**Requirement:**
Copy each entry as it stands, leaving nothing out.

**Dataset entries on figures:**
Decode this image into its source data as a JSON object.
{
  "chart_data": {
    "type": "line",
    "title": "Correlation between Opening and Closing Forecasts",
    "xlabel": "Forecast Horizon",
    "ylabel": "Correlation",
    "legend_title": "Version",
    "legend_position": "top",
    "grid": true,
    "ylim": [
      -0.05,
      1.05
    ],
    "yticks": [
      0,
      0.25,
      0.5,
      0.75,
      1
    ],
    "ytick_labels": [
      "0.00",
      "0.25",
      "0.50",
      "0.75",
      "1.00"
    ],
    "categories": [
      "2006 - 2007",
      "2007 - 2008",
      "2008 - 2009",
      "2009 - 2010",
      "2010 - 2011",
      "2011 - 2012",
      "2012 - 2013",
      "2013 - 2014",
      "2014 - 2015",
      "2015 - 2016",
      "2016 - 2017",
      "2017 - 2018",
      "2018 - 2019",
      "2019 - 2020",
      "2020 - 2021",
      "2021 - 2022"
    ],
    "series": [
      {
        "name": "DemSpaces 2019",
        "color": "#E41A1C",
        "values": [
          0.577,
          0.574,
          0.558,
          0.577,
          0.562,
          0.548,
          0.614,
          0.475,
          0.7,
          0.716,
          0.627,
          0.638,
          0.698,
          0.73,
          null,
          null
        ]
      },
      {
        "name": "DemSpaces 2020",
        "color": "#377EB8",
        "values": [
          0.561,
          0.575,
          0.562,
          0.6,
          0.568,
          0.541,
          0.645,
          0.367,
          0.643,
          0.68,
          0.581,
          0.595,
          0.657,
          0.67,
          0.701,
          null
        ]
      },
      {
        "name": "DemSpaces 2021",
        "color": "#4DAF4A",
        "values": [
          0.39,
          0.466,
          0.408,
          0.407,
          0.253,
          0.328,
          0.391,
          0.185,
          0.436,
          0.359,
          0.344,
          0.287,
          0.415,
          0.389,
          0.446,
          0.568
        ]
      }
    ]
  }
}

**Exercise answer:**
Decode this image into its source data as a JSON object.
{
  "chart_data": {
    "type": "line",
    "title": "Correlation between Opening and Closing Forecasts",
    "xlabel": "Forecast Horizon",
    "ylabel": "Correlation",
    "legend_title": "Version",
    "legend_position": "top",
    "grid": true,
    "ylim": [
      -0.05,
      1.05
    ],
    "yticks": [
      0,
      0.25,
      0.5,
      0.75,
      1
    ],
    "ytick_labels": [
      "0.00",
      "0.25",
      "0.50",
      "0.75",
      "1.00"
    ],
    "categories": [
      "2006 - 2007",
      "2007 - 2008",
      "2008 - 2009",
      "2009 - 2010",
      "2010 - 2011",
      "2011 - 2012",
      "2012 - 2013",
      "2013 - 2014",
      "2014 - 2015",
      "2015 - 2016",
      "2016 - 2017",
      "2017 - 2018",
      "2018 - 2019",
      "2019 - 2020",
      "2020 - 2021",
      "2021 - 2022"
    ],
    "series": [
      {
        "name": "DemSpaces 2019",
        "color": "#E41A1C",
        "values": [
          0.577,
          0.574,
          0.558,
          0.577,
          0.562,
          0.548,
          0.614,
          0.475,
          0.7,
          0.716,
          0.627,
          0.638,
          0.698,
          0.73,
          null,
          null
        ]
      },
      {
        "name": "DemSpaces 2020",
        "color": "#377EB8",
        "values": [
          0.561,
          0.575,
          0.562,
          0.6,
          0.568,
          0.541,
          0.645,
          0.367,
          0.643,
          0.68,
          0.581,
          0.595,
          0.657,
          0.67,
          0.701,
          null
        ]
      },
      {
        "name": "DemSpaces 2021",
        "color": "#4DAF4A",
        "values": [
          0.39,
          0.466,
          0.408,
          0.407,
          0.253,
          0.328,
          0.391,
          0.185,
          0.436,
          0.359,
          0.344,
          0.287,
          0.415,
          0.389,
          0.446,
          0.568
        ]
      }
    ]
  }
}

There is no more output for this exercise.